◆ WORK TO BE COMPLETED
Within the data below, state how many lines contain the string "JSON". Provide the number only.

◆ SOURCE MATERIAL
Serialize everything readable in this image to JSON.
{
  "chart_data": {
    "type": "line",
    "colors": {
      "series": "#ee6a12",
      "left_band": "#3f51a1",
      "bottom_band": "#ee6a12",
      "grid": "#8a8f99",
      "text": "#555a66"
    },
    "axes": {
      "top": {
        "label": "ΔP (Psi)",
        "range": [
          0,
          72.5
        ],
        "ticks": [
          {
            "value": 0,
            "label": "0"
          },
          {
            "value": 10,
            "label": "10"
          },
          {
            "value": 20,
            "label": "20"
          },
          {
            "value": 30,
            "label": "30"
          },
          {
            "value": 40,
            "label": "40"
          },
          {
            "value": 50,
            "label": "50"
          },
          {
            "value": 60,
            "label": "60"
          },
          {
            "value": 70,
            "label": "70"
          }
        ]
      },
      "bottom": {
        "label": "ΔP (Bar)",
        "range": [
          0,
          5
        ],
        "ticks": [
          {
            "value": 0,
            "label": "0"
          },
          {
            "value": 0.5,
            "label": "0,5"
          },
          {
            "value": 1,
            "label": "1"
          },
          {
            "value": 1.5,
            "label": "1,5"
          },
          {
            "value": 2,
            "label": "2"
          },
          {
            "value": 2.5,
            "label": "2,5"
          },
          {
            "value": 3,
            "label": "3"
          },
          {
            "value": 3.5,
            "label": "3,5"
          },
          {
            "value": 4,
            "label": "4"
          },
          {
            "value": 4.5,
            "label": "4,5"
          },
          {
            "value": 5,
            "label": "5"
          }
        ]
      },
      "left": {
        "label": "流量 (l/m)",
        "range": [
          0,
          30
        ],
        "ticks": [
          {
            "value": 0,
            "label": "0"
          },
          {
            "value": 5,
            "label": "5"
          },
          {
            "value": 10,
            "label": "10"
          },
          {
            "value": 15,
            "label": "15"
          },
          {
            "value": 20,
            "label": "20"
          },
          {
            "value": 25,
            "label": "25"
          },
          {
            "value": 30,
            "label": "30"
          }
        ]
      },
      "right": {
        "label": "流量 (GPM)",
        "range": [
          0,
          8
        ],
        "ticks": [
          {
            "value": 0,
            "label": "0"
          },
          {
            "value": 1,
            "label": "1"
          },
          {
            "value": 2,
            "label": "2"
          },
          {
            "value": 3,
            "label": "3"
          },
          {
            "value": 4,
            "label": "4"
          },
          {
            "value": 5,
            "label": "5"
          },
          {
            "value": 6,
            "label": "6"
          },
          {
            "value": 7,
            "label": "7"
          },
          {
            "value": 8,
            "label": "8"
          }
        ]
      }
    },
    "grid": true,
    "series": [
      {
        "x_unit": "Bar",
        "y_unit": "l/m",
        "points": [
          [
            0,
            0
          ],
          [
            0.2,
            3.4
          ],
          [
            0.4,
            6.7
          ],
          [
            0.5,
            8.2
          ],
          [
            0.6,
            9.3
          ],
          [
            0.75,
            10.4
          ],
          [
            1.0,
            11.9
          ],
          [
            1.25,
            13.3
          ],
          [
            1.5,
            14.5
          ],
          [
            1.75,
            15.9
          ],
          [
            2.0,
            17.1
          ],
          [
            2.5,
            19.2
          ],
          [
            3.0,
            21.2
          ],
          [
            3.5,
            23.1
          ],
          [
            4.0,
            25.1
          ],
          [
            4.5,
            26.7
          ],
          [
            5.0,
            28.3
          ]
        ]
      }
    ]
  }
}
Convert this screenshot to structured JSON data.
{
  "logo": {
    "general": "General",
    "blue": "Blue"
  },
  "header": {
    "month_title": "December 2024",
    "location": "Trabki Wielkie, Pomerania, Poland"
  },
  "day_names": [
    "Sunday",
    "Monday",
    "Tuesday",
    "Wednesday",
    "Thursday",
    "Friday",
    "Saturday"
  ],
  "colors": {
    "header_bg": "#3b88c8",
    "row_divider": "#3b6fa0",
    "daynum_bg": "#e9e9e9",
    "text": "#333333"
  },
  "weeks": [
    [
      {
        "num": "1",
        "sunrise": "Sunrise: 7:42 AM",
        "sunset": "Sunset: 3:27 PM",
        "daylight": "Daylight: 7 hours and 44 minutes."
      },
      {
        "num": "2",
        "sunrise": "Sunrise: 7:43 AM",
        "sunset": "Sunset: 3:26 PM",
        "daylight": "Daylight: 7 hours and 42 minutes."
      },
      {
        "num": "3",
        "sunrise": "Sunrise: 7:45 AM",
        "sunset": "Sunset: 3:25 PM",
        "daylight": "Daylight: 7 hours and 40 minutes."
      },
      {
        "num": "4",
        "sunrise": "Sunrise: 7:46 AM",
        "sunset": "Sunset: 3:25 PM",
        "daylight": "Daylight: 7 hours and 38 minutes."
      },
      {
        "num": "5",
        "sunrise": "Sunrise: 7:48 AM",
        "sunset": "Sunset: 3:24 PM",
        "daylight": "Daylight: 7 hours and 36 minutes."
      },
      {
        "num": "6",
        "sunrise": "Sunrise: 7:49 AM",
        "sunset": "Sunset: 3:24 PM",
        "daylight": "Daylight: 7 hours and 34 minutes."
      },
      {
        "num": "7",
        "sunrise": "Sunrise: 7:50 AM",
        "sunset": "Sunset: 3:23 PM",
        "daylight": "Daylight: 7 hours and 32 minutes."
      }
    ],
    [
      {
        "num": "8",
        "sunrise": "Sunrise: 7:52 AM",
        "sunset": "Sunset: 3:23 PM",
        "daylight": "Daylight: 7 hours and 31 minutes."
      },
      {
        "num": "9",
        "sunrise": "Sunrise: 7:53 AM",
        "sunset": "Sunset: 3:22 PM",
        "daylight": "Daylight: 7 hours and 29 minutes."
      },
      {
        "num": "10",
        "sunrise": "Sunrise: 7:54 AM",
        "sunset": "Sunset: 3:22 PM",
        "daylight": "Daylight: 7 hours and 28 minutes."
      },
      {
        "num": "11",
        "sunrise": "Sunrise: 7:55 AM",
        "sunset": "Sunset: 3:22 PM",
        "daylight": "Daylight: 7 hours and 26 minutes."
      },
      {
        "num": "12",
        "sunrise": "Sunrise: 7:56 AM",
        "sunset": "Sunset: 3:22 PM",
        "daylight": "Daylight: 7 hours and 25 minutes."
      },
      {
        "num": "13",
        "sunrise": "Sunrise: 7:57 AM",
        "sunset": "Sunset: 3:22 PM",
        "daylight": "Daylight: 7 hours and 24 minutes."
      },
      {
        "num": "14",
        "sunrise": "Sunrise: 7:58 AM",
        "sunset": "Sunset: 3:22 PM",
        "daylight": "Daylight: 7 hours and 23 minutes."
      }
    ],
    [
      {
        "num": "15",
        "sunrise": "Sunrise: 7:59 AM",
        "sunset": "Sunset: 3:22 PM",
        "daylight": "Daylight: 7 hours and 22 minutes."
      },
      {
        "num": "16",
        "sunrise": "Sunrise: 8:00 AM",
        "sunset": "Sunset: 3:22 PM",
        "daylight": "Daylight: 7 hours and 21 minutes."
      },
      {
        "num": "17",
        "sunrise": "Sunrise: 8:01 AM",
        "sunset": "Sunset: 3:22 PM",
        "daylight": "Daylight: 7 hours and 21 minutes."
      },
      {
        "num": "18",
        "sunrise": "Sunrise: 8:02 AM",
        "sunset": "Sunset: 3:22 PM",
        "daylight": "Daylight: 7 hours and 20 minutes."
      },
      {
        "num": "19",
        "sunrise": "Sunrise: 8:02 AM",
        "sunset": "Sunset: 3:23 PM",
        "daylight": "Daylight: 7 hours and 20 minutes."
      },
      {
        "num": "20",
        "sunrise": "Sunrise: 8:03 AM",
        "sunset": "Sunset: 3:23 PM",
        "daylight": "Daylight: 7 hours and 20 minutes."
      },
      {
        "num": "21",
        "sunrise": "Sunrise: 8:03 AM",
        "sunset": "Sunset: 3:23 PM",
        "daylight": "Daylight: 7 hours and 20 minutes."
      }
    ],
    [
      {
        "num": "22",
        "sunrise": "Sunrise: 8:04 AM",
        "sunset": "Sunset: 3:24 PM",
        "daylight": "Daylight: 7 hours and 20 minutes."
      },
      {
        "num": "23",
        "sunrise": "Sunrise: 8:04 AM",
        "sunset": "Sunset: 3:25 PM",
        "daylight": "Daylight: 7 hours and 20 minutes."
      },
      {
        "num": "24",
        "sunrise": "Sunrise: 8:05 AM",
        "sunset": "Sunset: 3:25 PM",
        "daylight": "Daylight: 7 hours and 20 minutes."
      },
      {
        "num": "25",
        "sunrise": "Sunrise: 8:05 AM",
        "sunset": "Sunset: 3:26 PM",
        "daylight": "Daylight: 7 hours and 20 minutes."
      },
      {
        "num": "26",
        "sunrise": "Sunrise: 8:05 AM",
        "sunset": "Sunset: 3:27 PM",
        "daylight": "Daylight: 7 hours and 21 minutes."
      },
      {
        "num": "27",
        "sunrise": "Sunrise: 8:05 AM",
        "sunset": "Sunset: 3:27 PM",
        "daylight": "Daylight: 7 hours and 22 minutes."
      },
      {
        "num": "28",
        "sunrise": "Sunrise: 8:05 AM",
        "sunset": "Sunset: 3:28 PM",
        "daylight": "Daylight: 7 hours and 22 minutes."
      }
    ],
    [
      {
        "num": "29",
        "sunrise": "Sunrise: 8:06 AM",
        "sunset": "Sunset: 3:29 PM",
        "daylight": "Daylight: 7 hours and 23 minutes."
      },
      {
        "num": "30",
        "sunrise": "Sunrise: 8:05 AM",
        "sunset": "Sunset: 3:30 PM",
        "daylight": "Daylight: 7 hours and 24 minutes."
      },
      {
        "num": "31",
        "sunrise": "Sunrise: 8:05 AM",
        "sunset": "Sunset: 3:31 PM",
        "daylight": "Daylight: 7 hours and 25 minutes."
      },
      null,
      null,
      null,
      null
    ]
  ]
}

◆ EXERCISE OUTPUT
2